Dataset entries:
· · · · ·

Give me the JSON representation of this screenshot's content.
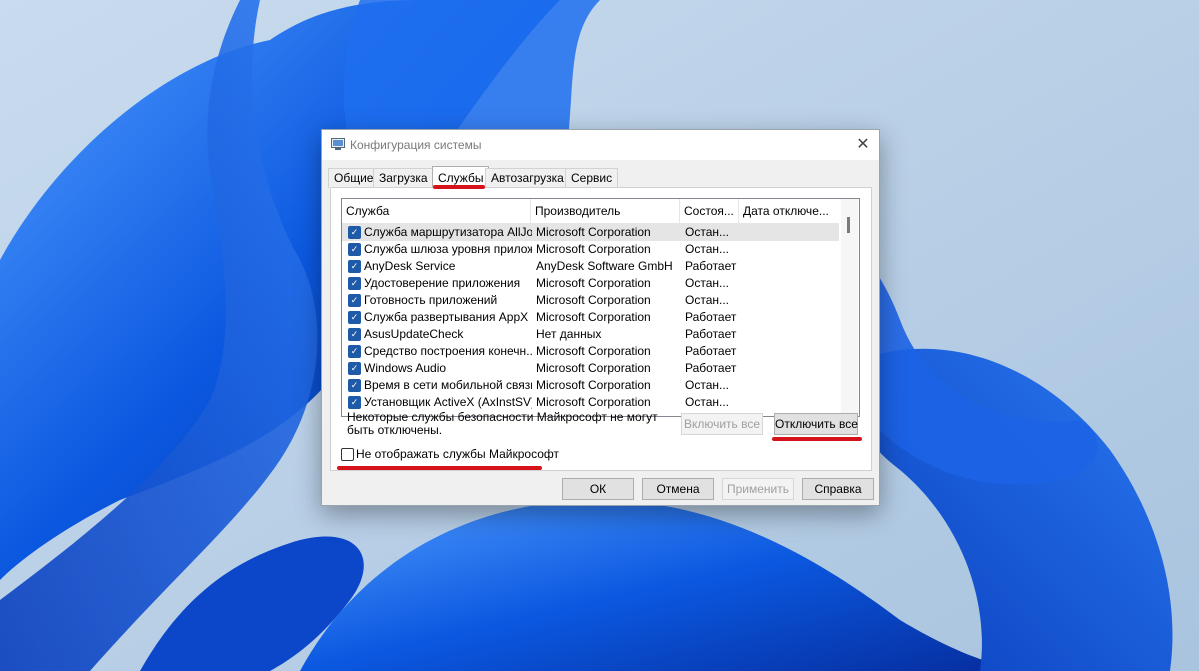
{
  "dialog": {
    "title": "Конфигурация системы",
    "close_glyph": "✕",
    "tabs": [
      {
        "label": "Общие",
        "active": false
      },
      {
        "label": "Загрузка",
        "active": false
      },
      {
        "label": "Службы",
        "active": true
      },
      {
        "label": "Автозагрузка",
        "active": false
      },
      {
        "label": "Сервис",
        "active": false
      }
    ],
    "columns": [
      "Служба",
      "Производитель",
      "Состоя...",
      "Дата отключе..."
    ],
    "services": [
      {
        "name": "Служба маршрутизатора AllJoyn",
        "vendor": "Microsoft Corporation",
        "status": "Остан...",
        "date": "",
        "checked": true
      },
      {
        "name": "Служба шлюза уровня прилож...",
        "vendor": "Microsoft Corporation",
        "status": "Остан...",
        "date": "",
        "checked": true
      },
      {
        "name": "AnyDesk Service",
        "vendor": "AnyDesk Software GmbH",
        "status": "Работает",
        "date": "",
        "checked": true
      },
      {
        "name": "Удостоверение приложения",
        "vendor": "Microsoft Corporation",
        "status": "Остан...",
        "date": "",
        "checked": true
      },
      {
        "name": "Готовность приложений",
        "vendor": "Microsoft Corporation",
        "status": "Остан...",
        "date": "",
        "checked": true
      },
      {
        "name": "Служба развертывания AppX (...",
        "vendor": "Microsoft Corporation",
        "status": "Работает",
        "date": "",
        "checked": true
      },
      {
        "name": "AsusUpdateCheck",
        "vendor": "Нет данных",
        "status": "Работает",
        "date": "",
        "checked": true
      },
      {
        "name": "Средство построения конечн...",
        "vendor": "Microsoft Corporation",
        "status": "Работает",
        "date": "",
        "checked": true
      },
      {
        "name": "Windows Audio",
        "vendor": "Microsoft Corporation",
        "status": "Работает",
        "date": "",
        "checked": true
      },
      {
        "name": "Время в сети мобильной связи",
        "vendor": "Microsoft Corporation",
        "status": "Остан...",
        "date": "",
        "checked": true
      },
      {
        "name": "Установщик ActiveX (AxInstSV)",
        "vendor": "Microsoft Corporation",
        "status": "Остан...",
        "date": "",
        "checked": true
      }
    ],
    "note": "Некоторые службы безопасности Майкрософт не могут быть отключены.",
    "enable_all": "Включить все",
    "disable_all": "Отключить все",
    "hide_ms_label": "Не отображать службы Майкрософт",
    "hide_ms_checked": false,
    "ok": "ОК",
    "cancel": "Отмена",
    "apply": "Применить",
    "help": "Справка"
  },
  "colors": {
    "highlight": "#d6121a",
    "checkbox": "#1e5aa8",
    "wallpaper_blue": "#0a50d8"
  }
}
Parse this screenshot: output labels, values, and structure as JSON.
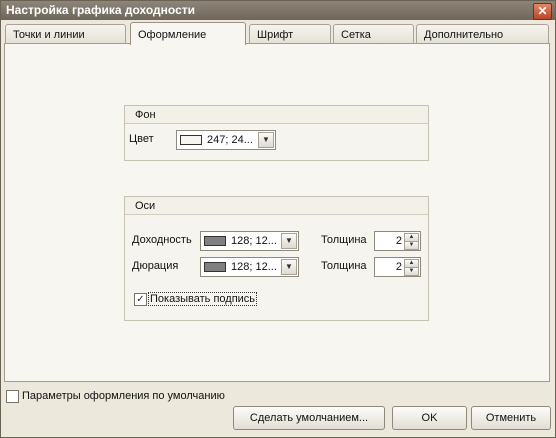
{
  "window": {
    "title": "Настройка графика доходности",
    "close_glyph": "✕"
  },
  "tabs": [
    {
      "label": "Точки и линии",
      "active": false
    },
    {
      "label": "Оформление",
      "active": true
    },
    {
      "label": "Шрифт",
      "active": false
    },
    {
      "label": "Сетка",
      "active": false
    },
    {
      "label": "Дополнительно",
      "active": false
    }
  ],
  "background_group": {
    "title": "Фон",
    "color_label": "Цвет",
    "color_value": "247; 24...",
    "color_swatch": "#f7f5f0"
  },
  "axes_group": {
    "title": "Оси",
    "yield_label": "Доходность",
    "yield_color_value": "128; 12...",
    "yield_swatch": "#808080",
    "yield_thickness_label": "Толщина",
    "yield_thickness_value": "2",
    "duration_label": "Дюрация",
    "duration_color_value": "128; 12...",
    "duration_swatch": "#808080",
    "duration_thickness_label": "Толщина",
    "duration_thickness_value": "2",
    "show_caption_label": "Показывать подпись",
    "show_caption_checked": true
  },
  "footer": {
    "default_params_label": "Параметры оформления по умолчанию",
    "default_params_checked": false,
    "make_default_button": "Сделать умолчанием...",
    "ok_button": "OK",
    "cancel_button": "Отменить"
  },
  "icons": {
    "check": "✓",
    "dropdown": "chevron-down-icon",
    "spin_up": "triangle-up-icon",
    "spin_down": "triangle-down-icon"
  }
}
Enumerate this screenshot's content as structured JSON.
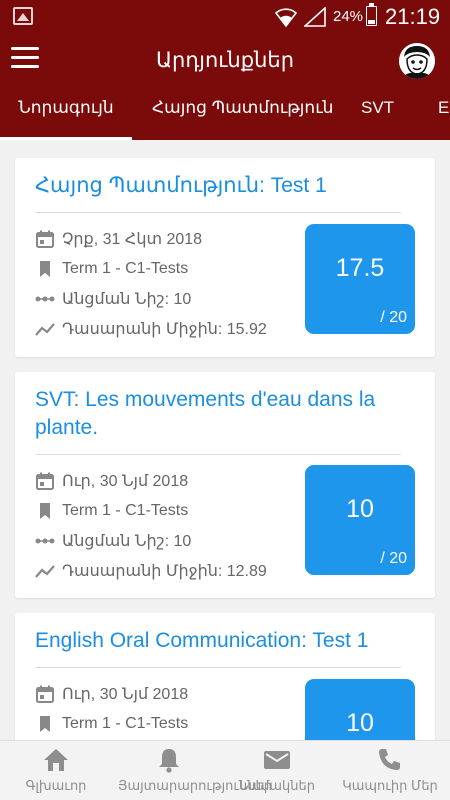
{
  "status_bar": {
    "battery": "24%",
    "time": "21:19"
  },
  "app_bar": {
    "title": "Արդյունքներ"
  },
  "tabs": [
    {
      "label": "Նորագույն",
      "active": true
    },
    {
      "label": "Հայոց Պատմություն",
      "active": false
    },
    {
      "label": "SVT",
      "active": false
    },
    {
      "label": "E",
      "active": false
    }
  ],
  "results": [
    {
      "title": "Հայոց Պատմություն: Test 1",
      "date": "Չրք, 31 Հկտ 2018",
      "term": "Term 1 - C1-Tests",
      "pass_mark": "Անցման Նիշ: 10",
      "class_average": "Դասարանի Միջին: 15.92",
      "score": "17.5",
      "max": "/ 20"
    },
    {
      "title": "SVT: Les mouvements d'eau dans la plante.",
      "date": "Ուր, 30 Նյմ 2018",
      "term": "Term 1 - C1-Tests",
      "pass_mark": "Անցման Նիշ: 10",
      "class_average": "Դասարանի Միջին: 12.89",
      "score": "10",
      "max": "/ 20"
    },
    {
      "title": "English Oral Communication: Test 1",
      "date": "Ուր, 30 Նյմ 2018",
      "term": "Term 1 - C1-Tests",
      "score": "10"
    }
  ],
  "bottom_nav": [
    {
      "label": "Գլխաւոր",
      "icon": "home-icon"
    },
    {
      "label": "Յայտարարություններ",
      "icon": "bell-icon"
    },
    {
      "label": "Նամակներ",
      "icon": "mail-icon"
    },
    {
      "label": "Կապուիր Մեր",
      "icon": "phone-icon"
    }
  ],
  "colors": {
    "brand": "#7b0a0a",
    "accent": "#1e96eb",
    "link": "#1a8ee0"
  }
}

· · · · ·

→ **Task to complete**
Every record must be copied exactly, with the pictures left out.

→ **Task result**
Give me the JSON representation of this screenshot's content.
{
  "dialog": {
    "title": "Конфигурация системы",
    "close_glyph": "✕",
    "tabs": [
      {
        "label": "Общие",
        "active": false
      },
      {
        "label": "Загрузка",
        "active": false
      },
      {
        "label": "Службы",
        "active": true
      },
      {
        "label": "Автозагрузка",
        "active": false
      },
      {
        "label": "Сервис",
        "active": false
      }
    ],
    "columns": [
      "Служба",
      "Производитель",
      "Состоя...",
      "Дата отключе..."
    ],
    "services": [
      {
        "name": "Служба маршрутизатора AllJoyn",
        "vendor": "Microsoft Corporation",
        "status": "Остан...",
        "date": "",
        "checked": true
      },
      {
        "name": "Служба шлюза уровня прилож...",
        "vendor": "Microsoft Corporation",
        "status": "Остан...",
        "date": "",
        "checked": true
      },
      {
        "name": "AnyDesk Service",
        "vendor": "AnyDesk Software GmbH",
        "status": "Работает",
        "date": "",
        "checked": true
      },
      {
        "name": "Удостоверение приложения",
        "vendor": "Microsoft Corporation",
        "status": "Остан...",
        "date": "",
        "checked": true
      },
      {
        "name": "Готовность приложений",
        "vendor": "Microsoft Corporation",
        "status": "Остан...",
        "date": "",
        "checked": true
      },
      {
        "name": "Служба развертывания AppX (...",
        "vendor": "Microsoft Corporation",
        "status": "Работает",
        "date": "",
        "checked": true
      },
      {
        "name": "AsusUpdateCheck",
        "vendor": "Нет данных",
        "status": "Работает",
        "date": "",
        "checked": true
      },
      {
        "name": "Средство построения конечн...",
        "vendor": "Microsoft Corporation",
        "status": "Работает",
        "date": "",
        "checked": true
      },
      {
        "name": "Windows Audio",
        "vendor": "Microsoft Corporation",
        "status": "Работает",
        "date": "",
        "checked": true
      },
      {
        "name": "Время в сети мобильной связи",
        "vendor": "Microsoft Corporation",
        "status": "Остан...",
        "date": "",
        "checked": true
      },
      {
        "name": "Установщик ActiveX (AxInstSV)",
        "vendor": "Microsoft Corporation",
        "status": "Остан...",
        "date": "",
        "checked": true
      }
    ],
    "note": "Некоторые службы безопасности Майкрософт не могут быть отключены.",
    "enable_all": "Включить все",
    "disable_all": "Отключить все",
    "hide_ms_label": "Не отображать службы Майкрософт",
    "hide_ms_checked": false,
    "ok": "ОК",
    "cancel": "Отмена",
    "apply": "Применить",
    "help": "Справка"
  },
  "colors": {
    "highlight": "#d6121a",
    "checkbox": "#1e5aa8",
    "wallpaper_blue": "#0a50d8"
  }
}
Parse this screenshot: output labels, values, and structure as JSON.
{
  "window": {
    "title": "Настройка графика доходности",
    "close_glyph": "✕"
  },
  "tabs": [
    {
      "label": "Точки и линии",
      "active": false
    },
    {
      "label": "Оформление",
      "active": true
    },
    {
      "label": "Шрифт",
      "active": false
    },
    {
      "label": "Сетка",
      "active": false
    },
    {
      "label": "Дополнительно",
      "active": false
    }
  ],
  "background_group": {
    "title": "Фон",
    "color_label": "Цвет",
    "color_value": "247; 24...",
    "color_swatch": "#f7f5f0"
  },
  "axes_group": {
    "title": "Оси",
    "yield_label": "Доходность",
    "yield_color_value": "128; 12...",
    "yield_swatch": "#808080",
    "yield_thickness_label": "Толщина",
    "yield_thickness_value": "2",
    "duration_label": "Дюрация",
    "duration_color_value": "128; 12...",
    "duration_swatch": "#808080",
    "duration_thickness_label": "Толщина",
    "duration_thickness_value": "2",
    "show_caption_label": "Показывать подпись",
    "show_caption_checked": true
  },
  "footer": {
    "default_params_label": "Параметры оформления по умолчанию",
    "default_params_checked": false,
    "make_default_button": "Сделать умолчанием...",
    "ok_button": "OK",
    "cancel_button": "Отменить"
  },
  "icons": {
    "check": "✓",
    "dropdown": "chevron-down-icon",
    "spin_up": "triangle-up-icon",
    "spin_down": "triangle-down-icon"
  }
}
Enumerate this screenshot's content as structured JSON.
{
  "status_bar": {
    "battery": "24%",
    "time": "21:19"
  },
  "app_bar": {
    "title": "Արդյունքներ"
  },
  "tabs": [
    {
      "label": "Նորագույն",
      "active": true
    },
    {
      "label": "Հայոց Պատմություն",
      "active": false
    },
    {
      "label": "SVT",
      "active": false
    },
    {
      "label": "E",
      "active": false
    }
  ],
  "results": [
    {
      "title": "Հայոց Պատմություն: Test 1",
      "date": "Չրք, 31 Հկտ 2018",
      "term": "Term 1 - C1-Tests",
      "pass_mark": "Անցման Նիշ: 10",
      "class_average": "Դասարանի Միջին: 15.92",
      "score": "17.5",
      "max": "/ 20"
    },
    {
      "title": "SVT: Les mouvements d'eau dans la plante.",
      "date": "Ուր, 30 Նյմ 2018",
      "term": "Term 1 - C1-Tests",
      "pass_mark": "Անցման Նիշ: 10",
      "class_average": "Դասարանի Միջին: 12.89",
      "score": "10",
      "max": "/ 20"
    },
    {
      "title": "English Oral Communication: Test 1",
      "date": "Ուր, 30 Նյմ 2018",
      "term": "Term 1 - C1-Tests",
      "score": "10"
    }
  ],
  "bottom_nav": [
    {
      "label": "Գլխաւոր",
      "icon": "home-icon"
    },
    {
      "label": "Յայտարարություններ",
      "icon": "bell-icon"
    },
    {
      "label": "Նամակներ",
      "icon": "mail-icon"
    },
    {
      "label": "Կապուիր Մեր",
      "icon": "phone-icon"
    }
  ],
  "colors": {
    "brand": "#7b0a0a",
    "accent": "#1e96eb",
    "link": "#1a8ee0"
  }
}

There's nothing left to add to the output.